= Exercise instructions =
Select all lines holding the word "впрыска" from the entries that follow.

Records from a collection

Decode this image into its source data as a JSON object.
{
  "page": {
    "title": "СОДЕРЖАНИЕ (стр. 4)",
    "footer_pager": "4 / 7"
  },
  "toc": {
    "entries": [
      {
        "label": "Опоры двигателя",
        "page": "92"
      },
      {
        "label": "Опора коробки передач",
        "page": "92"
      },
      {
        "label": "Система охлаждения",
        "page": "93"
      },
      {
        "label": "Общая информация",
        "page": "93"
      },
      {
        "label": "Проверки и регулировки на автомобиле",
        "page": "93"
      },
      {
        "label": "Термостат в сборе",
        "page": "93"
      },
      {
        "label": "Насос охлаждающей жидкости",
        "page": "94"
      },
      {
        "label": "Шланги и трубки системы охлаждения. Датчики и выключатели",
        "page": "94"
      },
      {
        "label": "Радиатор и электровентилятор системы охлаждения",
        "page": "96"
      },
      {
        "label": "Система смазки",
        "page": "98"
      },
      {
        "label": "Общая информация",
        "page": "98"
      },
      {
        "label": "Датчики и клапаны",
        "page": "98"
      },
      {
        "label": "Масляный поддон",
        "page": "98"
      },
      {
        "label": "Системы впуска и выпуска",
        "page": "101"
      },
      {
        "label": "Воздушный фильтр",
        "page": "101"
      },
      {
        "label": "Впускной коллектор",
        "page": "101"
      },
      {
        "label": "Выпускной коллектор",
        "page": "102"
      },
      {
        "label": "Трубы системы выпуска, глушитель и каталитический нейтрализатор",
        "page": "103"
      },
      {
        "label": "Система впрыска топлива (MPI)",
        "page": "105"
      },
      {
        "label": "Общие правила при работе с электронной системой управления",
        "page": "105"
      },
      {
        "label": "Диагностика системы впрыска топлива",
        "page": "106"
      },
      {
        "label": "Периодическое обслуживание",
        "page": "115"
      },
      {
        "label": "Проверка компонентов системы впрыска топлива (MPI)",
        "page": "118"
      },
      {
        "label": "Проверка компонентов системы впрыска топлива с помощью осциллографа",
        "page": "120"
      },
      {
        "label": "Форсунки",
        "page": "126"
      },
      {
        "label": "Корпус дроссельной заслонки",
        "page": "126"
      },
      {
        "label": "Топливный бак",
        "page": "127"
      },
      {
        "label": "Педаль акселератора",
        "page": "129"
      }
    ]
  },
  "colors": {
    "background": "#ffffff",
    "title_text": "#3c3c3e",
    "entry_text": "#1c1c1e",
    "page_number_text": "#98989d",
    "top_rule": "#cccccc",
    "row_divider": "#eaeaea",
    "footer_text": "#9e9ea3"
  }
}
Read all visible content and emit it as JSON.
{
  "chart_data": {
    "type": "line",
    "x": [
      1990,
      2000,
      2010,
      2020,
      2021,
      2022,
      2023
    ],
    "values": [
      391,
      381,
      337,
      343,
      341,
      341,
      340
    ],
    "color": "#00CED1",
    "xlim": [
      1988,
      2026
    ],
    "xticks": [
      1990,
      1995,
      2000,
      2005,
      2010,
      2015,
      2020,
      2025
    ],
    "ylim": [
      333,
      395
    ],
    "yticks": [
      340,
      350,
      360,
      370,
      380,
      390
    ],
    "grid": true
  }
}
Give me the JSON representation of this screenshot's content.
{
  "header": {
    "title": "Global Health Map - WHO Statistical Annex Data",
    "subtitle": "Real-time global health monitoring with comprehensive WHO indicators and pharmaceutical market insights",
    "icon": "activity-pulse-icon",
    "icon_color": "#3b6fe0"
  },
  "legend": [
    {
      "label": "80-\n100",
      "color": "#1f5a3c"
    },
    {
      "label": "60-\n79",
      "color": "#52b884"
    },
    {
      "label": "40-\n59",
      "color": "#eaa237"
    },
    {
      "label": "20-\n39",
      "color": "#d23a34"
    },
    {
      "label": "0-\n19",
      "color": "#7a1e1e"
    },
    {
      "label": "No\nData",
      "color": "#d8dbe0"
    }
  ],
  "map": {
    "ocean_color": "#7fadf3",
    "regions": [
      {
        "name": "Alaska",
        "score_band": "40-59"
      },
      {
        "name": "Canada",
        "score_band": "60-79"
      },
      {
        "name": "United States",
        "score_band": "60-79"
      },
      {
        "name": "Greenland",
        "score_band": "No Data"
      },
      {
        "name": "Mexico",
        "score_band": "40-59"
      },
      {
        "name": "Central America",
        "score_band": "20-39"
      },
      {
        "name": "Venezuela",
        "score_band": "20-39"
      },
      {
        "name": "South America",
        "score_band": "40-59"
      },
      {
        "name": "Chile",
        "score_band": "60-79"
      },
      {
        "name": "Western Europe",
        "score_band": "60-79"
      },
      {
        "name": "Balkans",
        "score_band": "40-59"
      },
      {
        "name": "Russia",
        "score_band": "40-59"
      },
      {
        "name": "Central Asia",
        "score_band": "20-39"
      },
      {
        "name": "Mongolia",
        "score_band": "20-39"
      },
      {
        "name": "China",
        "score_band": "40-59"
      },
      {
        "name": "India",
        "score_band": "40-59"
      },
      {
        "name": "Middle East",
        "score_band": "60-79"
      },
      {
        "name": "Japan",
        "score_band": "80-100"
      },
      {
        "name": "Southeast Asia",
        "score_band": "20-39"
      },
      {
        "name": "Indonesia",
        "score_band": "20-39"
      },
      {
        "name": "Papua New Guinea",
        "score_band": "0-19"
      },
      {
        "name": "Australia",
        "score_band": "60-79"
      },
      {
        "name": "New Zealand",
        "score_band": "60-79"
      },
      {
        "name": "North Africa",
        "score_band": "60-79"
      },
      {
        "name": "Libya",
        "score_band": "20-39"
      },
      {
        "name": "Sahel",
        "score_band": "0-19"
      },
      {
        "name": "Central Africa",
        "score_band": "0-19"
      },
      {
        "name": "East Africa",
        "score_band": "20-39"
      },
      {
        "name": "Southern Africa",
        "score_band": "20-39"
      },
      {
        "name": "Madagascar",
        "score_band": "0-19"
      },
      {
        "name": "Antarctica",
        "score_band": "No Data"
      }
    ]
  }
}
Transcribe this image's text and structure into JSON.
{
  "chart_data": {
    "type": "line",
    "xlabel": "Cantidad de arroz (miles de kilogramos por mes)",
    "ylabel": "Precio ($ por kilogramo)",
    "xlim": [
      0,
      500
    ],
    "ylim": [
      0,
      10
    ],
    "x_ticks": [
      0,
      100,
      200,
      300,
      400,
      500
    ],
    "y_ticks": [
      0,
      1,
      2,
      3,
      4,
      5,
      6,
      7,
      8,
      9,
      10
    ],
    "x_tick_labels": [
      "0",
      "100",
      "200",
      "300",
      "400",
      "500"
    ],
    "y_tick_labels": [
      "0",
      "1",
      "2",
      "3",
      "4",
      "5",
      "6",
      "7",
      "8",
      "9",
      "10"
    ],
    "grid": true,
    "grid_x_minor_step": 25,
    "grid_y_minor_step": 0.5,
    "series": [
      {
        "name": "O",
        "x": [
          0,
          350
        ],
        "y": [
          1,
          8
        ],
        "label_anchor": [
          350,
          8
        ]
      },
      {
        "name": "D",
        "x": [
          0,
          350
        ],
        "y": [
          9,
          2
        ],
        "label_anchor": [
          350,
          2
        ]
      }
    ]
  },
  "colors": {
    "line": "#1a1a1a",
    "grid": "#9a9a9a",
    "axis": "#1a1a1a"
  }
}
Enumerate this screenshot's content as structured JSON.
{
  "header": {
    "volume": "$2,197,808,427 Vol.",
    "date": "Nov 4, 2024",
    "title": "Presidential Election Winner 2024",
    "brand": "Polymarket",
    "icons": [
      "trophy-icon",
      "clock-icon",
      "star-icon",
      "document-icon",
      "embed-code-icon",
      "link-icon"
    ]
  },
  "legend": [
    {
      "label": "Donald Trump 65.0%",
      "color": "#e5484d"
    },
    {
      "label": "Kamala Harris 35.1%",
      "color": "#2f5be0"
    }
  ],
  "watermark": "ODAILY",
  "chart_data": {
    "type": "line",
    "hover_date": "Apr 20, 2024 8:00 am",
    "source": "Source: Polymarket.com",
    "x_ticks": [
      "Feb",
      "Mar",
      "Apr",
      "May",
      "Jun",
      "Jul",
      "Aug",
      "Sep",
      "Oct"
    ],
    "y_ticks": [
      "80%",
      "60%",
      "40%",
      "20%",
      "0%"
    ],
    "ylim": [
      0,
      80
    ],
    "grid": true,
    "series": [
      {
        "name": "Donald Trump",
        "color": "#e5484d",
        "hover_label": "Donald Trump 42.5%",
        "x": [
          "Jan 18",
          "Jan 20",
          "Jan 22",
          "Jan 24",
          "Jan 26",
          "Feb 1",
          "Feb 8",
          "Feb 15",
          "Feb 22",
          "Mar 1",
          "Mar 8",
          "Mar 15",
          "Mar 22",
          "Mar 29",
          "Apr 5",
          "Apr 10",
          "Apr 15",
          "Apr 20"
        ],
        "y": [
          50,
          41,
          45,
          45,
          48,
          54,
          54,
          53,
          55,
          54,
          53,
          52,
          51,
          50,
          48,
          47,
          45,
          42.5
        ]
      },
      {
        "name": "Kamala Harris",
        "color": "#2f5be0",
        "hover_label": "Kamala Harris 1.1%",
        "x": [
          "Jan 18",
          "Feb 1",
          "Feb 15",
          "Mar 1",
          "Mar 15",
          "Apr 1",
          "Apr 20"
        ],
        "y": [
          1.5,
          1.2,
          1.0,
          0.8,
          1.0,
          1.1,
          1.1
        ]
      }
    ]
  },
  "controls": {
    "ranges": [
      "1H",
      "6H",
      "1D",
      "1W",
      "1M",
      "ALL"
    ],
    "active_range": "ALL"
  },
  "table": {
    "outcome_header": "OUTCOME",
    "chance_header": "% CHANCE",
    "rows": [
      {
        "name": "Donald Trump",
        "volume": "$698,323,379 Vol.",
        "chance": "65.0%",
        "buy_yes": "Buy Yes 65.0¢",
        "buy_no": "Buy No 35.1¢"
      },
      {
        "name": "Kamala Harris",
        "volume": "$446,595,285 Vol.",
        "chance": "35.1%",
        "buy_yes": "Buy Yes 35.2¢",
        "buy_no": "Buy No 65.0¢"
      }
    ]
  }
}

= Finished task =
        "label": "Система впрыска топлива (MPI)",
        "label": "Диагностика системы впрыска топлива",
        "label": "Проверка компонентов системы впрыска топлива (MPI)",
        "label": "Проверка компонентов системы впрыска топлива с помощью осциллографа",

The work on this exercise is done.